⟨

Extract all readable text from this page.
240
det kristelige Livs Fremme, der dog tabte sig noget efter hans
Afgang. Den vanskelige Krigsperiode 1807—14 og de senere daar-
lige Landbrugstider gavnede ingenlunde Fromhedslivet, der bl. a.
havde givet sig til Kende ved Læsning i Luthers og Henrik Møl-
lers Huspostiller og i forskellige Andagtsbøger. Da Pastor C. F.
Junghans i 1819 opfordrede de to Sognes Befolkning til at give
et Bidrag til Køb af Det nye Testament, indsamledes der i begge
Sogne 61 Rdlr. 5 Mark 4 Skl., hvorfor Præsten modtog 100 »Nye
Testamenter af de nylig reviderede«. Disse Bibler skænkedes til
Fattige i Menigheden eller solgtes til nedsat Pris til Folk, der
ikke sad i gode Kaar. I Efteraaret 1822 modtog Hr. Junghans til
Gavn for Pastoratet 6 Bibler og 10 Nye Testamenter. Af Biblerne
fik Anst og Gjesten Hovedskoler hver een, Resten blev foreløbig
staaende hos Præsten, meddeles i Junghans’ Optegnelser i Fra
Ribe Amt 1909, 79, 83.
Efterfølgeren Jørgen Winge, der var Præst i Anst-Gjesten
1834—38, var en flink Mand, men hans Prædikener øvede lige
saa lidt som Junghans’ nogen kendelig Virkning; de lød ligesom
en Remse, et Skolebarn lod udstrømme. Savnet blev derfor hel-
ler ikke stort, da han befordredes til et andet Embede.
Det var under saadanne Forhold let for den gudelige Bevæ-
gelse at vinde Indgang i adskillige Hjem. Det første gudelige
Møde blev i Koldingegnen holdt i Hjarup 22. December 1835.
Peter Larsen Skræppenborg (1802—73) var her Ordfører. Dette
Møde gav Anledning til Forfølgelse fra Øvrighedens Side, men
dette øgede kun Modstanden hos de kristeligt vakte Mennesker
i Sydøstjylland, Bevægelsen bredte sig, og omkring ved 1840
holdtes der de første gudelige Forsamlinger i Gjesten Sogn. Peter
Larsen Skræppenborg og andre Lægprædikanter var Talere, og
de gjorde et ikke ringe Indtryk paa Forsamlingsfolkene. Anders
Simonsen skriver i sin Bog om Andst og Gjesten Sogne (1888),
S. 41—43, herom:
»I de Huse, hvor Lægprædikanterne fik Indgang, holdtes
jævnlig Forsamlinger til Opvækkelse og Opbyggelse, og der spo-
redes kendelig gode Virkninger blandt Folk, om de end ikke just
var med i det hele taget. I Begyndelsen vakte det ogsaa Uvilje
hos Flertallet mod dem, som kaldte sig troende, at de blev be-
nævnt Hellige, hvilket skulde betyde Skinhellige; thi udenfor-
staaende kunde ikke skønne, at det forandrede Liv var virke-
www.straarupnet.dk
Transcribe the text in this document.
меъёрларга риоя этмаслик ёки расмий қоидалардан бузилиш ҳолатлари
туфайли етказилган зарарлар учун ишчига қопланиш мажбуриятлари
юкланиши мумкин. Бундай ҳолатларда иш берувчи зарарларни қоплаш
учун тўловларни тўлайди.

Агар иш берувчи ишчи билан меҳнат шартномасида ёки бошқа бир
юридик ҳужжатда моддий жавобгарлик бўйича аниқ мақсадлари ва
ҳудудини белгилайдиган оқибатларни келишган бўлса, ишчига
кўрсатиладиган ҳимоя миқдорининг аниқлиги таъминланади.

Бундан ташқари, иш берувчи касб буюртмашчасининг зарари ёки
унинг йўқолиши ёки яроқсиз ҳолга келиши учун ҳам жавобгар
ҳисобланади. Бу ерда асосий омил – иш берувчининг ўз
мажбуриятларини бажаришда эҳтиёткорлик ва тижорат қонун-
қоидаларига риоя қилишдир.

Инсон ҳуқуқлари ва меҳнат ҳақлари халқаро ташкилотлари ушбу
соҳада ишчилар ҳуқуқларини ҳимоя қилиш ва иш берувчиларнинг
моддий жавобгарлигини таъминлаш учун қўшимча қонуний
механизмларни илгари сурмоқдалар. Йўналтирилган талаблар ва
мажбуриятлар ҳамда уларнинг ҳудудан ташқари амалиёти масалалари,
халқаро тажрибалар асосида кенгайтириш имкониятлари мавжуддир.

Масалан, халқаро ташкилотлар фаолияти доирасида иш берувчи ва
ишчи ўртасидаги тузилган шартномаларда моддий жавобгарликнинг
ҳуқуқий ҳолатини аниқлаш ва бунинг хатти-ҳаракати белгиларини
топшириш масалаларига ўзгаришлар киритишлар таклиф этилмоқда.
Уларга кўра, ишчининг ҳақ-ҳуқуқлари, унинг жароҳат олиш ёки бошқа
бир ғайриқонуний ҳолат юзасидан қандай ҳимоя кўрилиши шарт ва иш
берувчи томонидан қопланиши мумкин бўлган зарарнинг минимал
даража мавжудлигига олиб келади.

⟩

WHAT IS ASKED: Show each line of the data that contains the string "меҳнат".

EXPECTED ANSWER:
Агар иш берувчи ишчи билан меҳнат шартномасида ёки бошқа бир
Инсон ҳуқуқлари ва меҳнат ҳақлари халқаро ташкилотлари ушбу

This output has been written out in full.